### DATASET RECORDS
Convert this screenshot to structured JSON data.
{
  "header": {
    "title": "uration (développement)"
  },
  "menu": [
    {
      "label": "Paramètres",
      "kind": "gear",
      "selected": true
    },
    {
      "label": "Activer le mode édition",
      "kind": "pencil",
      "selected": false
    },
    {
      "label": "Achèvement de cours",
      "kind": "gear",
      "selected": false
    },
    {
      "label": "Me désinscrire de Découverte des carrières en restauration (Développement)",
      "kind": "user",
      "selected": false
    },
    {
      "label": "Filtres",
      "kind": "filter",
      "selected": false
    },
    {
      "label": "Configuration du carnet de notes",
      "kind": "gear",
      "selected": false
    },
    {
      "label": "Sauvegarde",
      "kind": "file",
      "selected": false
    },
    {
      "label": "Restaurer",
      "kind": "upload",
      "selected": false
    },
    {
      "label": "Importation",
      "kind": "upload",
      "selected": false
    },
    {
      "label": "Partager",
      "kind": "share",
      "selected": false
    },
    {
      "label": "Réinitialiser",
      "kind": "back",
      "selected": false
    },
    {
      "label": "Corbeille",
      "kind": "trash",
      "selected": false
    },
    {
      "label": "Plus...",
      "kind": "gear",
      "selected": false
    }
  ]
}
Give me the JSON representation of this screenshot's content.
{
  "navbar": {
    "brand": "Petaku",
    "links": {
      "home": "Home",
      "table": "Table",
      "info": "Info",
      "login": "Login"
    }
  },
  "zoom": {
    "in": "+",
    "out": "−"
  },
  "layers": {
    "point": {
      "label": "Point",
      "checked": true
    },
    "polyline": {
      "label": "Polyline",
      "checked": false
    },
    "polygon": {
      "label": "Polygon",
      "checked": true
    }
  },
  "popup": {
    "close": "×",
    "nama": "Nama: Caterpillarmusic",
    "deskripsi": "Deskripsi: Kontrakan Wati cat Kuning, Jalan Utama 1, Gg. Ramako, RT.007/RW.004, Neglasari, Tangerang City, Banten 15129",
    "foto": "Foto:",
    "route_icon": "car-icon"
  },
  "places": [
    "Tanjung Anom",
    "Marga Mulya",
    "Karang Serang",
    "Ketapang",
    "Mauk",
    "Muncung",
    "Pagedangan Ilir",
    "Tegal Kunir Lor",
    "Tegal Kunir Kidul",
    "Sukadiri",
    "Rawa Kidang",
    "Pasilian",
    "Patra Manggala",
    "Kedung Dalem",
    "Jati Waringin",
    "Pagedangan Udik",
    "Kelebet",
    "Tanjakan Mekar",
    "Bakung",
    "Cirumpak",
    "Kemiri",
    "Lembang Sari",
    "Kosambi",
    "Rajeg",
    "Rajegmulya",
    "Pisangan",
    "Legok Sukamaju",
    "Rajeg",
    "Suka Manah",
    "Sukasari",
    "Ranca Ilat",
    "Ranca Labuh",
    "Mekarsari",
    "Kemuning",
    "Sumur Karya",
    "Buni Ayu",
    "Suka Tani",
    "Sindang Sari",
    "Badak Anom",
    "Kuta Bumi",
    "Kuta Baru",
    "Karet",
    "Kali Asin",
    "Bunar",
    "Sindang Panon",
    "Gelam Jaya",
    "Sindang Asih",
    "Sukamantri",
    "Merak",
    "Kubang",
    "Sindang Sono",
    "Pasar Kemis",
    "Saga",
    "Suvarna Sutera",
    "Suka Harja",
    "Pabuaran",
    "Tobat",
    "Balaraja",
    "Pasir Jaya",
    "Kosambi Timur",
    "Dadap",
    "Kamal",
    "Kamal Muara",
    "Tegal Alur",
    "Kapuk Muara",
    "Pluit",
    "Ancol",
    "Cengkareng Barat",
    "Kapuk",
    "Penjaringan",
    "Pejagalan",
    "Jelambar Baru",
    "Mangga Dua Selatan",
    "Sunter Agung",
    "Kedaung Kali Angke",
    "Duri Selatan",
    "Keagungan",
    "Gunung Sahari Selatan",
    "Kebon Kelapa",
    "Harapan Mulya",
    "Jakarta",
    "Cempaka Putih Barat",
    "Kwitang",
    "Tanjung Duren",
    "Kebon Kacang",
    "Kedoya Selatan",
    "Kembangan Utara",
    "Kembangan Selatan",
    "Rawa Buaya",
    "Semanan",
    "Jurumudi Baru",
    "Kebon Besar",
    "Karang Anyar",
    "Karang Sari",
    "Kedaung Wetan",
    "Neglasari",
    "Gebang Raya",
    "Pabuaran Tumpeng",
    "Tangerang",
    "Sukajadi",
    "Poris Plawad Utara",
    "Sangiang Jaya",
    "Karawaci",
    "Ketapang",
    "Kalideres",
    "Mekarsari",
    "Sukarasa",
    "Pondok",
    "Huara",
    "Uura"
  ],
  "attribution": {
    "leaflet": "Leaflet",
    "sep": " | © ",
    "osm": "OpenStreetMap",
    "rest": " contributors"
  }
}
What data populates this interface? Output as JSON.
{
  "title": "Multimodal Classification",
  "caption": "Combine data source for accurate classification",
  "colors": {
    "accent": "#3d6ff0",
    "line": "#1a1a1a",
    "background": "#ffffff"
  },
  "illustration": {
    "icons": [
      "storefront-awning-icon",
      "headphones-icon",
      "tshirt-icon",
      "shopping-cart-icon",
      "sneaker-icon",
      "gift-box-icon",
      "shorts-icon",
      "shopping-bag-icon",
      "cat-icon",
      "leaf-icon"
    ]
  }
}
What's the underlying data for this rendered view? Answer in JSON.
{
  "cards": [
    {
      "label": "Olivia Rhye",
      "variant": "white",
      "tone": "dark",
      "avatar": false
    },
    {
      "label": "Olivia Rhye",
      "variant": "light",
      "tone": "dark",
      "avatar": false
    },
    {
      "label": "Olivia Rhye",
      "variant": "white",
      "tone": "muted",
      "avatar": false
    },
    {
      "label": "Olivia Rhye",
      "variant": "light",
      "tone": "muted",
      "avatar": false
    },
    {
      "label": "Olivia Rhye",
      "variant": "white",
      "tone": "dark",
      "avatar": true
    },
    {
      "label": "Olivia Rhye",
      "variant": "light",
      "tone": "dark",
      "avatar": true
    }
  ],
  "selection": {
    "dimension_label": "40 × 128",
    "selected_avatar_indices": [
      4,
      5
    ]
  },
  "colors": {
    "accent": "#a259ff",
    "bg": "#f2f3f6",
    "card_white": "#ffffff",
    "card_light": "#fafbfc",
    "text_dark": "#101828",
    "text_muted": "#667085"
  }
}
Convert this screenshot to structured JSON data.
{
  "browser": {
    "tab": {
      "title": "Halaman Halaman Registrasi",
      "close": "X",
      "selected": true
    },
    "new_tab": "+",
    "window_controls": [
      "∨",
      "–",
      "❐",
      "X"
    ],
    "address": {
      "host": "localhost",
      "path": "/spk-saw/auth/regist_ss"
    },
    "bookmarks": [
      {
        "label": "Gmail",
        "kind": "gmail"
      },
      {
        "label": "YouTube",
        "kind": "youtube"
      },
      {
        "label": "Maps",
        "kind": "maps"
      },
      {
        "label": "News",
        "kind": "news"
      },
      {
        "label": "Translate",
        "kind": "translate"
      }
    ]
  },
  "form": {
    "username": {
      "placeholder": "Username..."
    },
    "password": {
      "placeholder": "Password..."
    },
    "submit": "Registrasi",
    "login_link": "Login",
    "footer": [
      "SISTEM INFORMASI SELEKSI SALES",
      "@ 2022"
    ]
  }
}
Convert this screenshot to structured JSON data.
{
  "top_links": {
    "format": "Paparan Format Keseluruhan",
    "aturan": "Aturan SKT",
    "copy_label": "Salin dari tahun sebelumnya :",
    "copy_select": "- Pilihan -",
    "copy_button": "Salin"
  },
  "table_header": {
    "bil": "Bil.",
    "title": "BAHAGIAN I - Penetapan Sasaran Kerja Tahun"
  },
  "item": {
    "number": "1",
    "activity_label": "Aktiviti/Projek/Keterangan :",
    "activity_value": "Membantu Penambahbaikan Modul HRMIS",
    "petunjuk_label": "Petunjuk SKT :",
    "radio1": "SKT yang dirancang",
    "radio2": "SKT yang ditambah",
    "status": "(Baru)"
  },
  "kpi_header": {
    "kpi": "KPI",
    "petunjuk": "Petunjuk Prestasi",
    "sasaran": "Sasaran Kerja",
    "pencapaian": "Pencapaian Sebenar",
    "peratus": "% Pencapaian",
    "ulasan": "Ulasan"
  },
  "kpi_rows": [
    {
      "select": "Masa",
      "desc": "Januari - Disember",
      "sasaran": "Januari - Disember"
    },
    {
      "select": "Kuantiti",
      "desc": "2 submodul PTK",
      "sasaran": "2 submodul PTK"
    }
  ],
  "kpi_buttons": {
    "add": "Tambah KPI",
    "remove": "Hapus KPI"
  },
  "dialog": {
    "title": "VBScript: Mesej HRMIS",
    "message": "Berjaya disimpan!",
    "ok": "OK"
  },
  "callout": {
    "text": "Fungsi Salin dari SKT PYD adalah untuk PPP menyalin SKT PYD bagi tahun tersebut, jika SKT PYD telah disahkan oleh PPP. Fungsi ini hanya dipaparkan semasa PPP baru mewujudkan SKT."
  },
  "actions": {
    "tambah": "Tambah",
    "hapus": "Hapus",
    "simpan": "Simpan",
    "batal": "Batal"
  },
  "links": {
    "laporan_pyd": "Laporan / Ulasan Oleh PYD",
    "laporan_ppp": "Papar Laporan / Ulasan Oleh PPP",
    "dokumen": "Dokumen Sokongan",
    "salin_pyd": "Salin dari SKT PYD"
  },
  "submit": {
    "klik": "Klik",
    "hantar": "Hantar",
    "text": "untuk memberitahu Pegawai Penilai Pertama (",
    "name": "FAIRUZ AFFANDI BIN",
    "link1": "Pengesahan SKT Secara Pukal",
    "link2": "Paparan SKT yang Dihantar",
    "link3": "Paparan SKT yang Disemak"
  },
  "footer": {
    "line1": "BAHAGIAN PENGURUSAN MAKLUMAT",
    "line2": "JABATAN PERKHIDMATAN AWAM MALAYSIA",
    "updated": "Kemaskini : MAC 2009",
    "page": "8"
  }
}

### YOUR OBJECTIVE
List every line above containing the word "Selatan".

### WRITTEN REPLY
    "Mangga Dua Selatan",
    "Duri Selatan",
    "Gunung Sahari Selatan",
    "Kedoya Selatan",
    "Kembangan Selatan",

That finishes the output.